— Start Information given —
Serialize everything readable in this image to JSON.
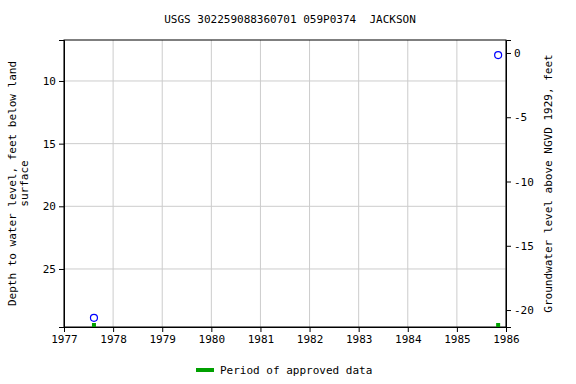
{
  "chart_data": {
    "type": "scatter",
    "title": "USGS 302259088360701 059P0374  JACKSON",
    "ylabel": [
      "Depth to water level, feet below land",
      "surface"
    ],
    "y2label": "Groundwater level above NGVD 1929, feet",
    "x": [
      1977.61,
      1985.84
    ],
    "series": [
      {
        "values": [
          28.9,
          7.93
        ],
        "color": "#0000ff",
        "marker": "circle-open"
      }
    ],
    "approved": {
      "name": "Period of approved data",
      "color": "#00a000",
      "x": [
        1977.61,
        1985.84
      ]
    },
    "xlim": [
      1977,
      1986
    ],
    "xticks": [
      1977,
      1978,
      1979,
      1980,
      1981,
      1982,
      1983,
      1984,
      1985,
      1986
    ],
    "ylim": [
      6.73,
      29.63
    ],
    "yticks": [
      10,
      15,
      20,
      25
    ],
    "y2lim": [
      1.01,
      -21.32
    ],
    "y2ticks": [
      0,
      -5,
      -10,
      -15,
      -20
    ],
    "grid": true,
    "legend": "bottom"
  }
}
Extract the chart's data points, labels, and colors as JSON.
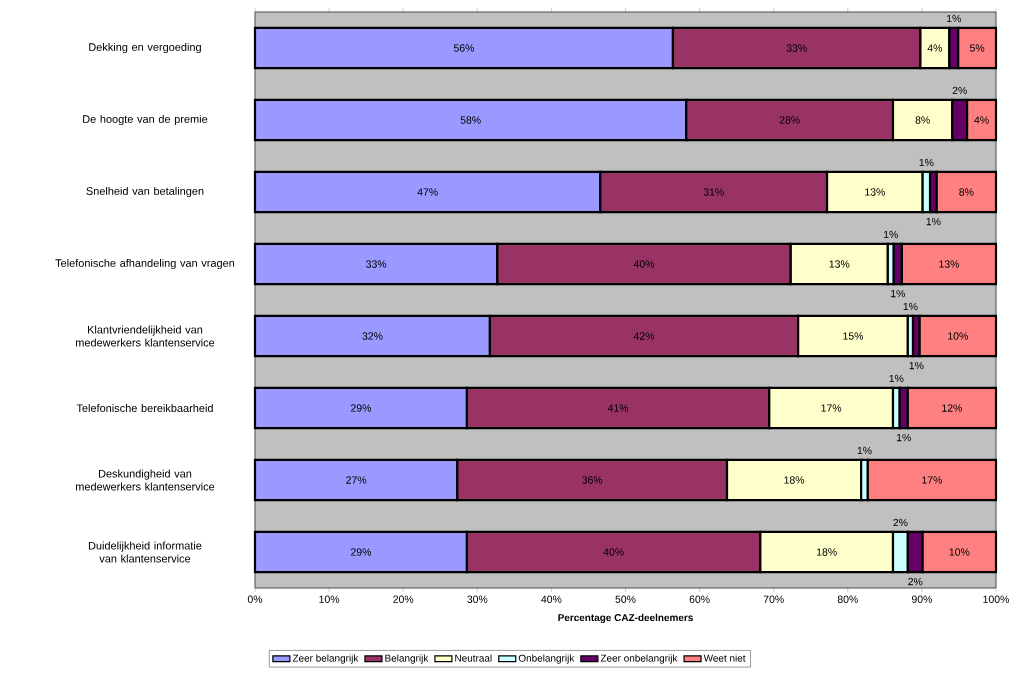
{
  "chart_data": {
    "type": "bar",
    "orientation": "horizontal",
    "stacked": true,
    "categories": [
      "Dekking en vergoeding",
      "De hoogte van de premie",
      "Snelheid van betalingen",
      "Telefonische afhandeling van vragen",
      "Klantvriendelijkheid van medewerkers klantenservice",
      "Telefonische bereikbaarheid",
      "Deskundigheid van medewerkers klantenservice",
      "Duidelijkheid informatie van klantenservice"
    ],
    "series": [
      {
        "name": "Zeer belangrijk",
        "color": "#9999ff",
        "values": [
          56.4,
          58.2,
          46.6,
          32.7,
          31.7,
          28.6,
          27.3,
          28.6
        ],
        "value_labels": [
          "56%",
          "58%",
          "47%",
          "33%",
          "32%",
          "29%",
          "27%",
          "29%"
        ]
      },
      {
        "name": "Belangrijk",
        "color": "#993366",
        "values": [
          33.4,
          27.9,
          30.6,
          39.6,
          41.6,
          40.8,
          36.4,
          39.6
        ],
        "value_labels": [
          "33%",
          "28%",
          "31%",
          "40%",
          "42%",
          "41%",
          "36%",
          "40%"
        ]
      },
      {
        "name": "Neutraal",
        "color": "#ffffcc",
        "values": [
          3.9,
          8.0,
          12.9,
          13.1,
          14.8,
          16.7,
          18.1,
          17.9
        ],
        "value_labels": [
          "4%",
          "8%",
          "13%",
          "13%",
          "15%",
          "17%",
          "18%",
          "18%"
        ]
      },
      {
        "name": "Onbelangrijk",
        "color": "#ccffff",
        "values": [
          null,
          null,
          1.0,
          0.8,
          0.7,
          0.9,
          0.9,
          2.0
        ],
        "value_labels": [
          null,
          null,
          "1%",
          "1%",
          "1%",
          "1%",
          "1%",
          "2%"
        ]
      },
      {
        "name": "Zeer onbelangrijk",
        "color": "#660066",
        "values": [
          1.2,
          2.0,
          0.9,
          1.1,
          0.9,
          1.1,
          null,
          2.0
        ],
        "value_labels": [
          "1%",
          "2%",
          "1%",
          "1%",
          "1%",
          "1%",
          null,
          "2%"
        ]
      },
      {
        "name": "Weet niet",
        "color": "#ff8080",
        "values": [
          5.1,
          3.9,
          8.0,
          12.7,
          10.3,
          11.9,
          17.3,
          9.9
        ],
        "value_labels": [
          "5%",
          "4%",
          "8%",
          "13%",
          "10%",
          "12%",
          "17%",
          "10%"
        ]
      }
    ],
    "xlim": [
      0,
      100
    ],
    "xticks": [
      {
        "value": 0,
        "label": "0%"
      },
      {
        "value": 10,
        "label": "10%"
      },
      {
        "value": 20,
        "label": "20%"
      },
      {
        "value": 30,
        "label": "30%"
      },
      {
        "value": 40,
        "label": "40%"
      },
      {
        "value": 50,
        "label": "50%"
      },
      {
        "value": 60,
        "label": "60%"
      },
      {
        "value": 70,
        "label": "70%"
      },
      {
        "value": 80,
        "label": "80%"
      },
      {
        "value": 90,
        "label": "90%"
      },
      {
        "value": 100,
        "label": "100%"
      }
    ],
    "xlabel": "Percentage CAZ-deelnemers",
    "grid": false,
    "legend": "bottom"
  }
}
— End Information given —
## Exercise directions
Using the entries above, return each line in which the word "medewerkers" occurs.

## In response
      "Klantvriendelijkheid van medewerkers klantenservice",
      "Deskundigheid van medewerkers klantenservice",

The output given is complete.